DIRECTIONS: Track down each line that has the word "chapter" and copy it.

=-=-=-=-=

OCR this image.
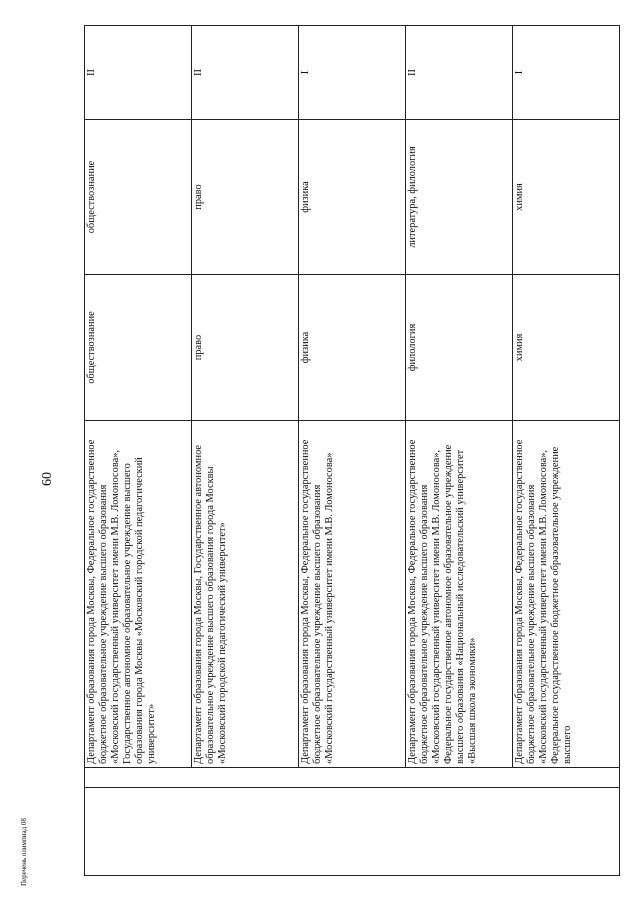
60
			Департамент образования города Москвы, Федеральное государственное бюджетное образовательное учреждение высшего образования «Московский государственный университет имени М.В. Ломоносова», Государственное автономное образовательное учреждение высшего образования города Москвы «Московский городской педагогический университет»	обществознание	обществознание	II
		Департамент образования города Москвы, Государственное автономное образовательное учреждение высшего образования города Москвы «Московский городской педагогический университет»	право	право	II
		Департамент образования города Москвы, Федеральное государственное бюджетное образовательное учреждение высшего образования «Московский государственный университет имени М.В. Ломоносова»	физика	физика	I
		Департамент образования города Москвы, Федеральное государственное бюджетное образовательное учреждение высшего образования «Московский государственный университет имени М.В. Ломоносова», Федеральное государственное автономное образовательное учреждение высшего образования «Национальный исследовательский университет «Высшая школа экономики»	филология	литература, филология	II
		Департамент образования города Москвы, Федеральное государственное бюджетное образовательное учреждение высшего образования «Московский государственный университет имени М.В. Ломоносова», Федеральное государственное бюджетное образовательное учреждение высшего	химия	химия	I
Перечень олимпиад 08
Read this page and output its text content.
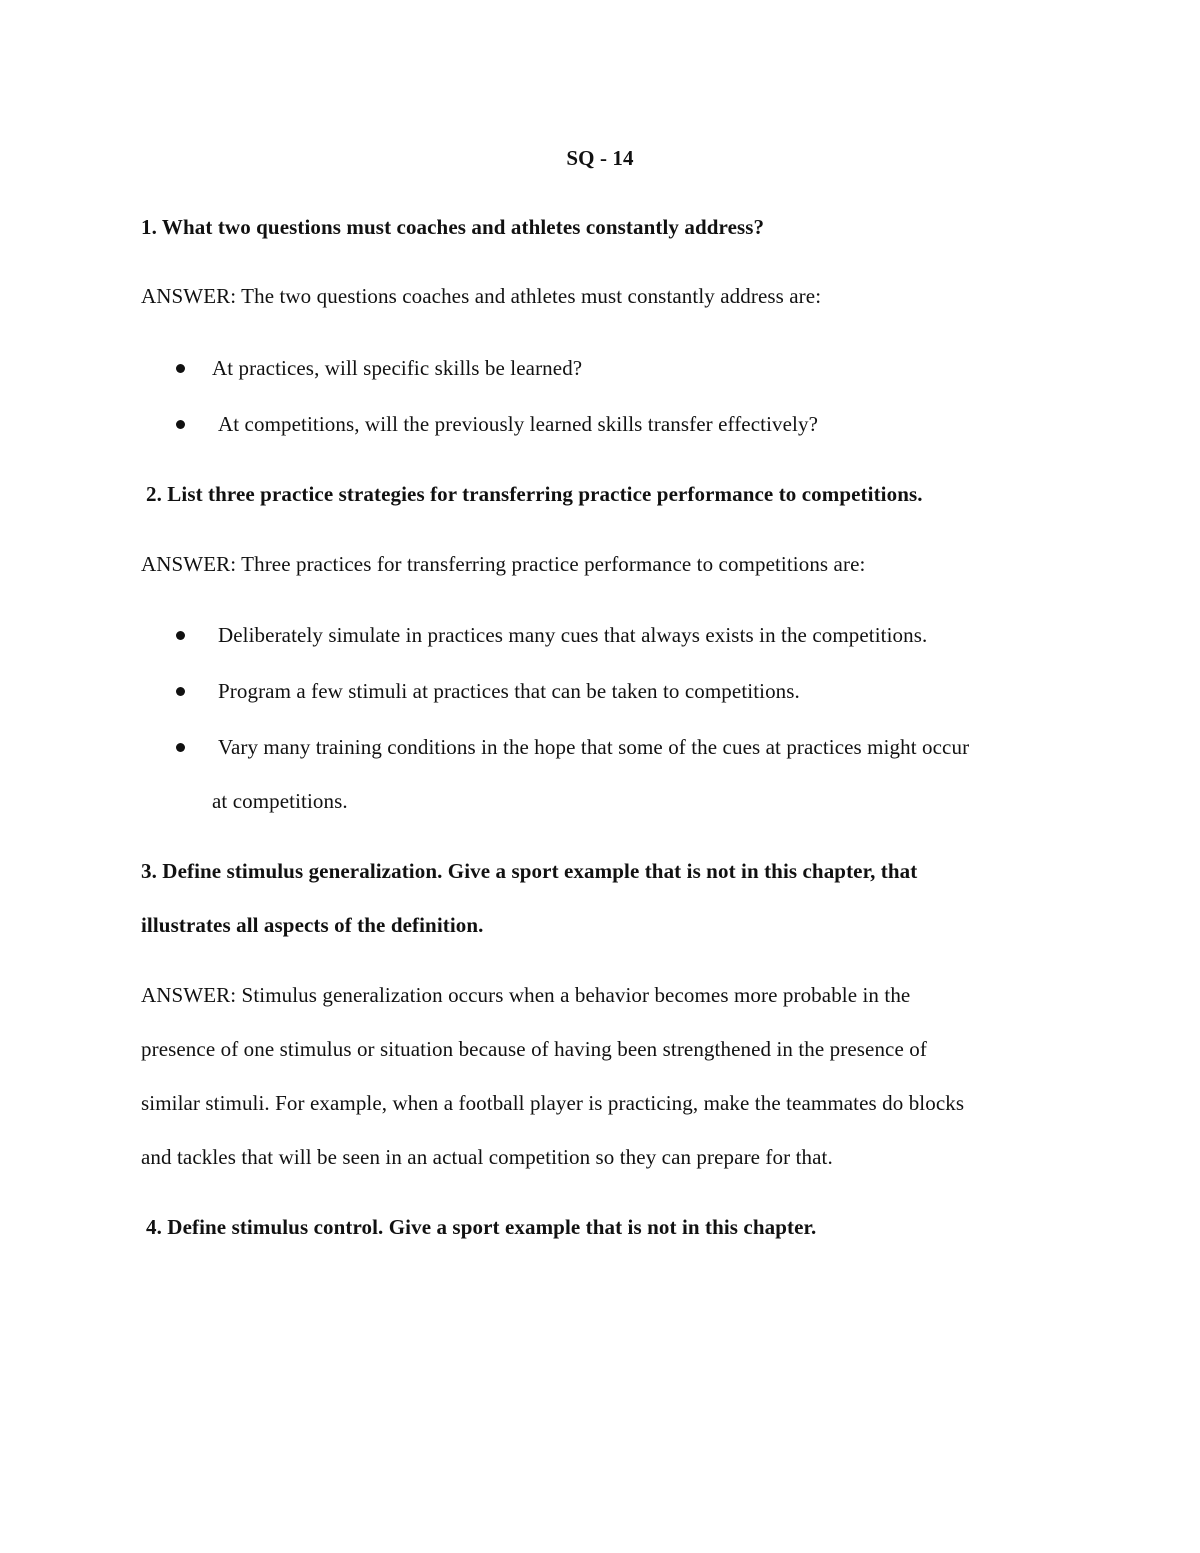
SQ - 14
1. What two questions must coaches and athletes constantly address?
ANSWER: The two questions coaches and athletes must constantly address are:
At practices, will specific skills be learned?
At competitions, will the previously learned skills transfer effectively?
2. List three practice strategies for transferring practice performance to competitions.
ANSWER: Three practices for transferring practice performance to competitions are:
Deliberately simulate in practices many cues that always exists in the competitions.
Program a few stimuli at practices that can be taken to competitions.
Vary many training conditions in the hope that some of the cues at practices might occur
at competitions.
3. Define stimulus generalization. Give a sport example that is not in this chapter, that
illustrates all aspects of the definition.
ANSWER: Stimulus generalization occurs when a behavior becomes more probable in the
presence of one stimulus or situation because of having been strengthened in the presence of
similar stimuli. For example, when a football player is practicing, make the teammates do blocks
and tackles that will be seen in an actual competition so they can prepare for that.
4. Define stimulus control. Give a sport example that is not in this chapter.
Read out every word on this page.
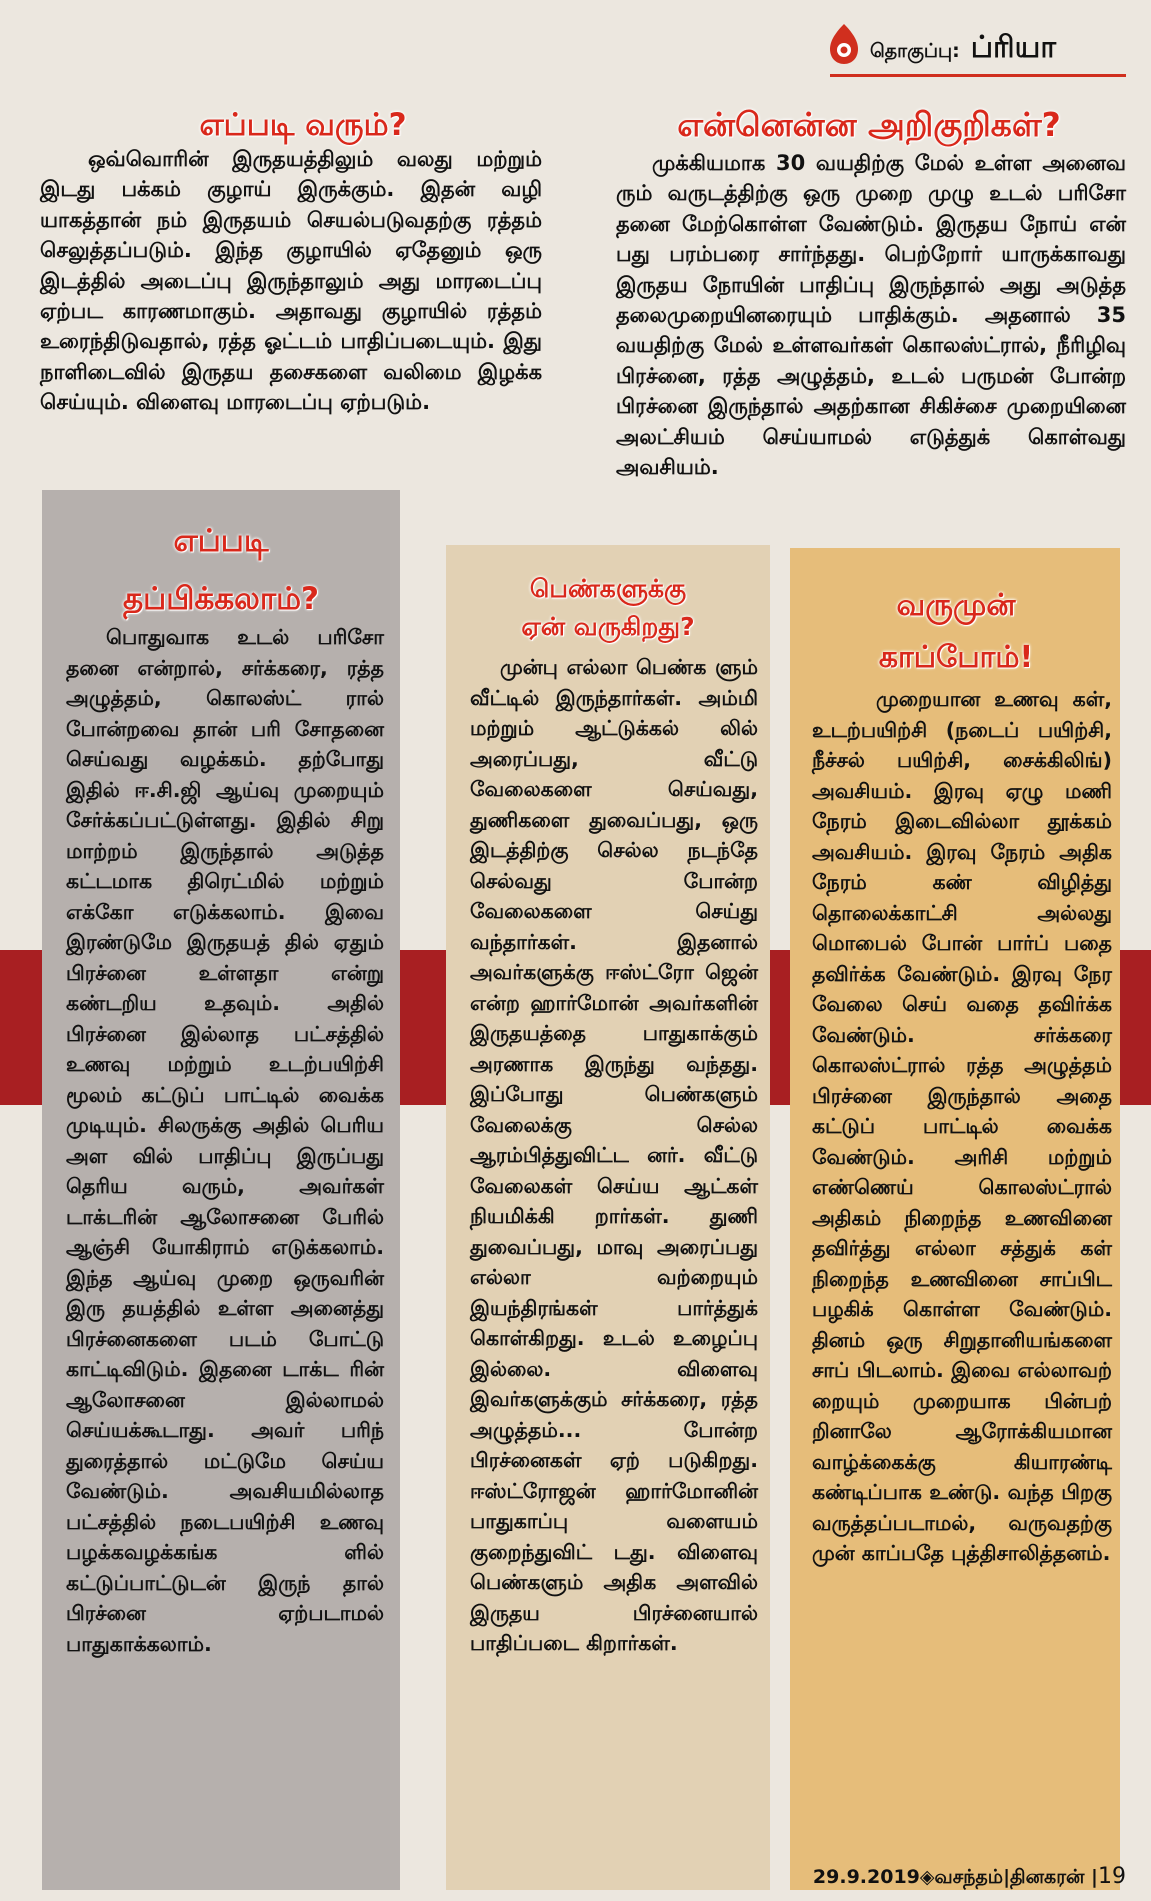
தொகுப்பு: ப்ரியா
எப்படி வரும்?
ஒவ்வொரின் இருதயத்திலும் வலது மற்றும் இடது பக்கம் குழாய் இருக்கும். இதன் வழி யாகத்தான் நம் இருதயம் செயல்படுவதற்கு ரத்தம் செலுத்தப்படும். இந்த குழாயில் ஏதேனும் ஒரு இடத்தில் அடைப்பு இருந்தாலும் அது மாரடைப்பு ஏற்பட காரணமாகும். அதாவது குழாயில் ரத்தம் உரைந்திடுவதால், ரத்த ஓட்டம் பாதிப்படையும். இது நாளிடைவில் இருதய தசைகளை வலிமை இழக்க செய்யும். விளைவு மாரடைப்பு ஏற்படும்.
என்னென்ன அறிகுறிகள்?
முக்கியமாக 30 வயதிற்கு மேல் உள்ள அனைவ ரும் வருடத்திற்கு ஒரு முறை முழு உடல் பரிசோ தனை மேற்கொள்ள வேண்டும். இருதய நோய் என் பது பரம்பரை சார்ந்தது. பெற்றோர் யாருக்காவது இருதய நோயின் பாதிப்பு இருந்தால் அது அடுத்த தலைமுறையினரையும் பாதிக்கும். அதனால் 35 வயதிற்கு மேல் உள்ளவர்கள் கொலஸ்ட்ரால், நீரிழிவு பிரச்னை, ரத்த அழுத்தம், உடல் பருமன் போன்ற பிரச்னை இருந்தால் அதற்கான சிகிச்சை முறையினை அலட்சியம் செய்யாமல் எடுத்துக் கொள்வது அவசியம்.
எப்படி
தப்பிக்கலாம்?
பொதுவாக உடல் பரிசோ தனை என்றால், சர்க்கரை, ரத்த அழுத்தம், கொலஸ்ட் ரால் போன்றவை தான் பரி சோதனை செய்வது வழக்கம். தற்போது இதில் ஈ.சி.ஜி ஆய்வு முறையும் சேர்க்கப்பட்டுள்ளது. இதில் சிறு மாற்றம் இருந்தால் அடுத்த கட்டமாக திரெட்மில் மற்றும் எக்கோ எடுக்கலாம். இவை இரண்டுமே இருதயத் தில் ஏதும் பிரச்னை உள்ளதா என்று கண்டறிய உதவும். அதில் பிரச்னை இல்லாத பட்சத்தில் உணவு மற்றும் உடற்பயிற்சி மூலம் கட்டுப் பாட்டில் வைக்க முடியும். சிலருக்கு அதில் பெரிய அள வில் பாதிப்பு இருப்பது தெரிய வரும், அவர்கள் டாக்டரின் ஆலோசனை பேரில் ஆஞ்சி யோகிராம் எடுக்கலாம். இந்த ஆய்வு முறை ஒருவரின் இரு தயத்தில் உள்ள அனைத்து பிரச்னைகளை படம் போட்டு காட்டிவிடும். இதனை டாக்ட ரின் ஆலோசனை இல்லாமல் செய்யக்கூடாது. அவர் பரிந் துரைத்தால் மட்டுமே செய்ய வேண்டும். அவசியமில்லாத பட்சத்தில் நடைபயிற்சி உணவு பழக்கவழக்கங்க ளில் கட்டுப்பாட்டுடன் இருந் தால் பிரச்னை ஏற்படாமல் பாதுகாக்கலாம்.
பெண்களுக்கு
ஏன் வருகிறது?
முன்பு எல்லா பெண்க ளும் வீட்டில் இருந்தார்கள். அம்மி மற்றும் ஆட்டுக்கல் லில் அரைப்பது, வீட்டு வேலைகளை செய்வது, துணிகளை துவைப்பது, ஒரு இடத்திற்கு செல்ல நடந்தே செல்வது போன்ற வேலைகளை செய்து வந்தார்கள். இதனால் அவர்களுக்கு ஈஸ்ட்ரோ ஜென் என்ற ஹார்மோன் அவர்களின் இருதயத்தை பாதுகாக்கும் அரணாக இருந்து வந்தது. இப்போது பெண்களும் வேலைக்கு செல்ல ஆரம்பித்துவிட்ட னர். வீட்டு வேலைகள் செய்ய ஆட்கள் நியமிக்கி றார்கள். துணி துவைப்பது, மாவு அரைப்பது எல்லா வற்றையும் இயந்திரங்கள் பார்த்துக் கொள்கிறது. உடல் உழைப்பு இல்லை. விளைவு இவர்களுக்கும் சர்க்கரை, ரத்த அழுத்தம்... போன்ற பிரச்னைகள் ஏற் படுகிறது. ஈஸ்ட்ரோஜன் ஹார்மோனின் பாதுகாப்பு வளையம் குறைந்துவிட் டது. விளைவு பெண்களும் அதிக அளவில் இருதய பிரச்னையால் பாதிப்படை கிறார்கள்.
வருமுன்
காப்போம்!
முறையான உணவு கள், உடற்பயிற்சி (நடைப் பயிற்சி, நீச்சல் பயிற்சி, சைக்கிலிங்) அவசியம். இரவு ஏழு மணி நேரம் இடைவில்லா தூக்கம் அவசியம். இரவு நேரம் அதிக நேரம் கண் விழித்து தொலைக்காட்சி அல்லது மொபைல் போன் பார்ப் பதை தவிர்க்க வேண்டும். இரவு நேர வேலை செய் வதை தவிர்க்க வேண்டும். சர்க்கரை கொலஸ்ட்ரால் ரத்த அழுத்தம் பிரச்னை இருந்தால் அதை கட்டுப் பாட்டில் வைக்க வேண்டும். அரிசி மற்றும் எண்ணெய் கொலஸ்ட்ரால் அதிகம் நிறைந்த உணவினை தவிர்த்து எல்லா சத்துக் கள் நிறைந்த உணவினை சாப்பிட பழகிக் கொள்ள வேண்டும். தினம் ஒரு சிறுதானியங்களை சாப் பிடலாம். இவை எல்லாவற் றையும் முறையாக பின்பற் றினாலே ஆரோக்கியமான வாழ்க்கைக்கு கியாரண்டி கண்டிப்பாக உண்டு. வந்த பிறகு வருத்தப்படாமல், வருவதற்கு முன் காப்பதே புத்திசாலித்தனம்.
29.9.2019◈வசந்தம்|தினகரன் |19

=-=-=-=-=

CORRECT OUTPUT:
3. Define stimulus generalization. Give a sport example that is not in this chapter, that
4. Define stimulus control. Give a sport example that is not in this chapter.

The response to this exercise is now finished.